### Document excerpt

⁂

The investigators believe their findings show the importance of collaboration between TB and HIV testing and treatment services.
TB is an important cause of death among people with HIV. Although only 13% of all individuals with TB have HIV co-infection, these patients account for approximately a quarter of all TB deaths. Sub-Saharan Africa accounts for 75% of all TB cases in people with HIV, and in 2012 approximately a quarter of a million deaths occurred among people with HIV and TB co-infection in this region.
Over half (57%) of HIV-positive TB patients now receive ART. It is known that ART reduces the risk of incident TB and is also associated with improved outcomes among HIV-positive people receiving TB therapy.
However, no systematic review has ever previously assessed the benefits of ART in terms of TB mortality.

⁂

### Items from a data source

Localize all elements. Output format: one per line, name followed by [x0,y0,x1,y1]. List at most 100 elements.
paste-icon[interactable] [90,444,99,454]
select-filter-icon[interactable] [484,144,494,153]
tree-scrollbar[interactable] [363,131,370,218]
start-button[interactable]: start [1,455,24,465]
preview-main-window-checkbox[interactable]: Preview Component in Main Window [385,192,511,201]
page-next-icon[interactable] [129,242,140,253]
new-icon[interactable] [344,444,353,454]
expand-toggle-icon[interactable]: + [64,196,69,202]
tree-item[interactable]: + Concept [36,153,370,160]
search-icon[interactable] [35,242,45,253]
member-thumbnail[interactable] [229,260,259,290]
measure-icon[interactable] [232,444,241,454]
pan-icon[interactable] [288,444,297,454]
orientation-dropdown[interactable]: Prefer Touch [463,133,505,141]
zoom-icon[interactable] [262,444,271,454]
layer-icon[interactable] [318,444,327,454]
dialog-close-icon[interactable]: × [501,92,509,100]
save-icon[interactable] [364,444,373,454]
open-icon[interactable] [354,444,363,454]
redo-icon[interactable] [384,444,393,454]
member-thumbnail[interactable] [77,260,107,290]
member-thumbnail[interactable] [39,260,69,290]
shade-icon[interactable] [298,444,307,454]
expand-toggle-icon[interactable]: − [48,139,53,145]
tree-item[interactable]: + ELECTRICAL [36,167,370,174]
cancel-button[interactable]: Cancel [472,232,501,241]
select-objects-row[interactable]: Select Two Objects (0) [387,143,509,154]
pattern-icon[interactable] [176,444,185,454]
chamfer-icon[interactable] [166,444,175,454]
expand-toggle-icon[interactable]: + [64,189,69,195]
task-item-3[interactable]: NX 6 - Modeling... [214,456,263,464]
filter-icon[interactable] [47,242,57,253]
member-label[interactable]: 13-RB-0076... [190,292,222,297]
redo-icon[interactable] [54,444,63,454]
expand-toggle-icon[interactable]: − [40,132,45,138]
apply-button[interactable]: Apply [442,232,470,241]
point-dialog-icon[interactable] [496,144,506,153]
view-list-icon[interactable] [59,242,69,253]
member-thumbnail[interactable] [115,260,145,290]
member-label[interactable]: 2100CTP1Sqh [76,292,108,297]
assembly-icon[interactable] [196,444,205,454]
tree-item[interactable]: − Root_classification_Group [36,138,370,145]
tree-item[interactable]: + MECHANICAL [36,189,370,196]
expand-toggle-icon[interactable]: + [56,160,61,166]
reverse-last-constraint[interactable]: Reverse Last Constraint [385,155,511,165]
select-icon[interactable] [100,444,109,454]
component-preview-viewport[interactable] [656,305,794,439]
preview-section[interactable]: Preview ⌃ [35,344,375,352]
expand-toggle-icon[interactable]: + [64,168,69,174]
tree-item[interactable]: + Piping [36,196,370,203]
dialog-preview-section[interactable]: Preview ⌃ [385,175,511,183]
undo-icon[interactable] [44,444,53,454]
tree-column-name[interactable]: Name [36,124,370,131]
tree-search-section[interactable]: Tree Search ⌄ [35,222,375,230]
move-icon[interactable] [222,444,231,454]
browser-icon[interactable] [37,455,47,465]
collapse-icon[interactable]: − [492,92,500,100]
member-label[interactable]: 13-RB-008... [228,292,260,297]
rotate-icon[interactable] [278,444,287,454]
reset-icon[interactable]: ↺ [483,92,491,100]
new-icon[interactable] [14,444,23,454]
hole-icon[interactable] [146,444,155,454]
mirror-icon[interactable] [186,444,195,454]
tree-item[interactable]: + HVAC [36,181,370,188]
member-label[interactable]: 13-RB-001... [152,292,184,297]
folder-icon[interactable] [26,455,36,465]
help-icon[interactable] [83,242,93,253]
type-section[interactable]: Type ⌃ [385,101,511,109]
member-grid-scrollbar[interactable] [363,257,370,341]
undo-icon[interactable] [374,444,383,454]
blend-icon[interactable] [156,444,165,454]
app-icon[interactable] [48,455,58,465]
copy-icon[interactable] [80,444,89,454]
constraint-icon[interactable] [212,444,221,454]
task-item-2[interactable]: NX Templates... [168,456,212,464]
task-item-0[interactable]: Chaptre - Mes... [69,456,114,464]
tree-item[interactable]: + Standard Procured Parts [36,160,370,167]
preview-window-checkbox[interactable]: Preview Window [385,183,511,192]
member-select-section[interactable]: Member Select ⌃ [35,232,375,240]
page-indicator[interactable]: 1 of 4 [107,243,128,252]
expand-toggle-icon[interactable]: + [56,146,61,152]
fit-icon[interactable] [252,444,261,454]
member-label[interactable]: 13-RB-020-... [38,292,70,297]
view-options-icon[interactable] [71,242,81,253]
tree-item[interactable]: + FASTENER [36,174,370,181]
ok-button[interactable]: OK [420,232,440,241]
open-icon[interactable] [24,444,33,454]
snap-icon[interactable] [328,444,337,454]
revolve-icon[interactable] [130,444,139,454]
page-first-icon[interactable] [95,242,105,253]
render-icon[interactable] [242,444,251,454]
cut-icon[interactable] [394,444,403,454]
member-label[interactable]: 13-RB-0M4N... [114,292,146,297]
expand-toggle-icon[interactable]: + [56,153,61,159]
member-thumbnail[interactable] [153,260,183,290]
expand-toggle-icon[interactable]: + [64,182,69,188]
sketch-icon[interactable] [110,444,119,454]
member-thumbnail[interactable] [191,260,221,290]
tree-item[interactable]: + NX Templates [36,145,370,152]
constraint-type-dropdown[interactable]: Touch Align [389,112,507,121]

⁂

### What to do
Condense the paragraph of the TB and HIV text that starts "TB is an important cause of death" into a short bulleted list that keeps its main facts. The records play no part in this work.

### Response
- TB is a major cause of death among people with HIV.
- Only 13% of people with TB also have HIV, yet they account for about a quarter of all TB deaths.
- Sub-Saharan Africa has 75% of all TB cases in people with HIV.
- In 2012, about a quarter of a million people with TB and HIV co-infection died in that region.